Extraia todas as linhas do material e reproduza cada uma sem qualquer alteração.

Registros

---*---

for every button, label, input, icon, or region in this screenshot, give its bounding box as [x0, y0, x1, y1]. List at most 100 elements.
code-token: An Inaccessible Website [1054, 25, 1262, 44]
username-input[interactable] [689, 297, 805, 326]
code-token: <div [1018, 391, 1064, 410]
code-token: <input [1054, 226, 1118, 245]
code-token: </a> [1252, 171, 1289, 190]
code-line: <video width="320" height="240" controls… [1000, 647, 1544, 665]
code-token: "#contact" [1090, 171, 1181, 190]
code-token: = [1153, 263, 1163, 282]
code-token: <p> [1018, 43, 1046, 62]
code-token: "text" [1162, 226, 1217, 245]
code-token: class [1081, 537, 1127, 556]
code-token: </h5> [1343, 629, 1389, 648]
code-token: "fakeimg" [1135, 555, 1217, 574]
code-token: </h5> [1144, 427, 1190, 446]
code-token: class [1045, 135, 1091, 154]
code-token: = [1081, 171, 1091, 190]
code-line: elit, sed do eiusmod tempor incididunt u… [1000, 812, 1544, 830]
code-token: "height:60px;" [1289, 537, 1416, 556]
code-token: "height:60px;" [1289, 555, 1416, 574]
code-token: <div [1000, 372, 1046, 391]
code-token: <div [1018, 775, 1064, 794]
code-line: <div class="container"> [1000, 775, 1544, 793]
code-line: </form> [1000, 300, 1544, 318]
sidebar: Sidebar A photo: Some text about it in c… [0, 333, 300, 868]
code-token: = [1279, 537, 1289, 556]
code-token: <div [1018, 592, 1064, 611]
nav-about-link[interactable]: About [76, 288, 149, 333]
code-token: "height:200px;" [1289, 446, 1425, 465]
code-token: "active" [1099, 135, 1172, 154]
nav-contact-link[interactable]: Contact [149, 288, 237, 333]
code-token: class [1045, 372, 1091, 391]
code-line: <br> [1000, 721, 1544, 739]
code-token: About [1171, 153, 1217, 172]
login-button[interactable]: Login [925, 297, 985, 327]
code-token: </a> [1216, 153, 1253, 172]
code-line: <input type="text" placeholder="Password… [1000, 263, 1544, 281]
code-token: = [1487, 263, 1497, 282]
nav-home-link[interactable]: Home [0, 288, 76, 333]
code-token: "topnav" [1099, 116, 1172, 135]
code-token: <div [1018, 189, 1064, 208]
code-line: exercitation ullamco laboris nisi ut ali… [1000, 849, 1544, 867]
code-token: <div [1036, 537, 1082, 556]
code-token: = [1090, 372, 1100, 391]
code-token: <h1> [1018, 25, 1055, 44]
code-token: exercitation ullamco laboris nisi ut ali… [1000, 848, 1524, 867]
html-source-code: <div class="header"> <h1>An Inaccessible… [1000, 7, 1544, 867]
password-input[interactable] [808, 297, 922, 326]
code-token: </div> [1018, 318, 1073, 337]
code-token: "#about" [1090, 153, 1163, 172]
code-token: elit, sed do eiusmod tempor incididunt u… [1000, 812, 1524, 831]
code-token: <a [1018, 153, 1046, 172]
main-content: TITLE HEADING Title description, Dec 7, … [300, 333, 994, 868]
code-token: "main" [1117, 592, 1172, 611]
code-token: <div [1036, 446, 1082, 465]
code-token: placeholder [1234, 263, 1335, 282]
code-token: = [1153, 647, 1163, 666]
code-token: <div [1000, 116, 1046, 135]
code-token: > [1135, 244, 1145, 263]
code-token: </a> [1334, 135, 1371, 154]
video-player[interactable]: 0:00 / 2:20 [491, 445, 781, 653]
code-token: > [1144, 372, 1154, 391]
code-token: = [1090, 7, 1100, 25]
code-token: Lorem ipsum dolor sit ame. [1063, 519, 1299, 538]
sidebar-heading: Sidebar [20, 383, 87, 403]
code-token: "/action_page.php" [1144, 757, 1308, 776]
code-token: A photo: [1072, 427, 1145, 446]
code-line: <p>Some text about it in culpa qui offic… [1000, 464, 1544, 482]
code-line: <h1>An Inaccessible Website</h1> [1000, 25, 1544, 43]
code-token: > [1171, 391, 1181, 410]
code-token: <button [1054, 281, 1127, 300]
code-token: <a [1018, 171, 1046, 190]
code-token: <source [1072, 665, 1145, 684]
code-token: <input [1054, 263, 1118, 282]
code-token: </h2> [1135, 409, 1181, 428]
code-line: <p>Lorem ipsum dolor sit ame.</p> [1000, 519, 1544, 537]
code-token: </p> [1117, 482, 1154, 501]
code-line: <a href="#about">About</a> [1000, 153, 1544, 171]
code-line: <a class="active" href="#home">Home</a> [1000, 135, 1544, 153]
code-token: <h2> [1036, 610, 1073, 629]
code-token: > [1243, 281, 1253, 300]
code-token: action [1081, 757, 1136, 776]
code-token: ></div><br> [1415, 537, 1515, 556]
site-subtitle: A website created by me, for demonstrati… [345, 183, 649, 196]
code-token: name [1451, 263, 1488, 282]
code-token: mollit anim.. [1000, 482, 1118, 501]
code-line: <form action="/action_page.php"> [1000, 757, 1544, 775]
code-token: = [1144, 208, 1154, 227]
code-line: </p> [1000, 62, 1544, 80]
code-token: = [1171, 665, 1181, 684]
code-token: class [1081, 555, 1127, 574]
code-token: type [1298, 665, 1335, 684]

---*---

RESPOSTA —
for every button, label, input, icon, or region in this screenshot, give its bounding box as [x0, y0, x1, y1]. List at most 100 elements.
code-token: An Inaccessible Website [1054, 25, 1262, 44]
username-input[interactable] [689, 297, 805, 326]
code-token: <div [1018, 391, 1064, 410]
code-token: <input [1054, 226, 1118, 245]
code-token: </a> [1252, 171, 1289, 190]
code-line: <video width="320" height="240" controls… [1000, 647, 1544, 665]
code-token: "#contact" [1090, 171, 1181, 190]
code-token: = [1153, 263, 1163, 282]
code-token: <p> [1018, 43, 1046, 62]
code-token: "text" [1162, 226, 1217, 245]
code-token: class [1081, 537, 1127, 556]
code-token: </h5> [1343, 629, 1389, 648]
code-token: "fakeimg" [1135, 555, 1217, 574]
code-token: </h5> [1144, 427, 1190, 446]
code-token: class [1045, 135, 1091, 154]
code-token: = [1081, 171, 1091, 190]
code-line: elit, sed do eiusmod tempor incididunt u… [1000, 812, 1544, 830]
code-token: "height:60px;" [1289, 537, 1416, 556]
code-token: "height:60px;" [1289, 555, 1416, 574]
code-token: <div [1000, 372, 1046, 391]
code-token: <div [1018, 775, 1064, 794]
code-line: <div class="container"> [1000, 775, 1544, 793]
code-line: </form> [1000, 300, 1544, 318]
sidebar: Sidebar A photo: Some text about it in c… [0, 333, 300, 868]
code-token: = [1279, 537, 1289, 556]
code-token: <div [1018, 592, 1064, 611]
nav-about-link[interactable]: About [76, 288, 149, 333]
code-token: "height:200px;" [1289, 446, 1425, 465]
code-token: "active" [1099, 135, 1172, 154]
nav-contact-link[interactable]: Contact [149, 288, 237, 333]
code-token: class [1045, 372, 1091, 391]
code-line: <br> [1000, 721, 1544, 739]
code-token: About [1171, 153, 1217, 172]
login-button[interactable]: Login [925, 297, 985, 327]
code-token: </a> [1216, 153, 1253, 172]
code-line: <input type="text" placeholder="Password… [1000, 263, 1544, 281]
code-token: = [1487, 263, 1497, 282]
nav-home-link[interactable]: Home [0, 288, 76, 333]
code-token: "topnav" [1099, 116, 1172, 135]
code-token: <div [1018, 189, 1064, 208]
code-line: exercitation ullamco laboris nisi ut ali… [1000, 849, 1544, 867]
code-token: <div [1036, 537, 1082, 556]
code-token: = [1090, 372, 1100, 391]
code-token: <h1> [1018, 25, 1055, 44]
code-token: exercitation ullamco laboris nisi ut ali… [1000, 848, 1524, 867]
html-source-code: <div class="header"> <h1>An Inaccessible… [1000, 7, 1544, 867]
password-input[interactable] [808, 297, 922, 326]
code-token: </div> [1018, 318, 1073, 337]
code-token: "#about" [1090, 153, 1163, 172]
code-token: elit, sed do eiusmod tempor incididunt u… [1000, 812, 1524, 831]
code-token: <a [1018, 153, 1046, 172]
main-content: TITLE HEADING Title description, Dec 7, … [300, 333, 994, 868]
code-token: "main" [1117, 592, 1172, 611]
code-token: <div [1036, 446, 1082, 465]
code-token: placeholder [1234, 263, 1335, 282]
code-token: = [1153, 647, 1163, 666]
code-token: <div [1000, 116, 1046, 135]
code-token: > [1135, 244, 1145, 263]
code-token: </a> [1334, 135, 1371, 154]
video-player[interactable]: 0:00 / 2:20 [491, 445, 781, 653]
code-token: > [1144, 372, 1154, 391]
code-token: = [1090, 7, 1100, 25]
code-token: Lorem ipsum dolor sit ame. [1063, 519, 1299, 538]
sidebar-heading: Sidebar [20, 383, 87, 403]
code-token: "/action_page.php" [1144, 757, 1308, 776]
code-token: A photo: [1072, 427, 1145, 446]
code-line: <p>Some text about it in culpa qui offic… [1000, 464, 1544, 482]
code-line: <h1>An Inaccessible Website</h1> [1000, 25, 1544, 43]
code-token: > [1171, 391, 1181, 410]
code-token: <button [1054, 281, 1127, 300]
code-token: <a [1018, 171, 1046, 190]
code-token: <source [1072, 665, 1145, 684]
code-token: <input [1054, 263, 1118, 282]
code-token: </h2> [1135, 409, 1181, 428]
code-line: <p>Lorem ipsum dolor sit ame.</p> [1000, 519, 1544, 537]
code-token: </p> [1117, 482, 1154, 501]
code-line: <a href="#about">About</a> [1000, 153, 1544, 171]
code-line: <a class="active" href="#home">Home</a> [1000, 135, 1544, 153]
code-token: <h2> [1036, 610, 1073, 629]
code-token: > [1243, 281, 1253, 300]
code-token: action [1081, 757, 1136, 776]
code-token: ></div><br> [1415, 537, 1515, 556]
site-subtitle: A website created by me, for demonstrati… [345, 183, 649, 196]
code-token: name [1451, 263, 1488, 282]
code-token: mollit anim.. [1000, 482, 1118, 501]
code-line: <form action="/action_page.php"> [1000, 757, 1544, 775]
code-token: = [1144, 208, 1154, 227]
code-line: </p> [1000, 62, 1544, 80]
code-token: = [1171, 665, 1181, 684]
code-token: class [1081, 555, 1127, 574]
code-token: type [1298, 665, 1335, 684]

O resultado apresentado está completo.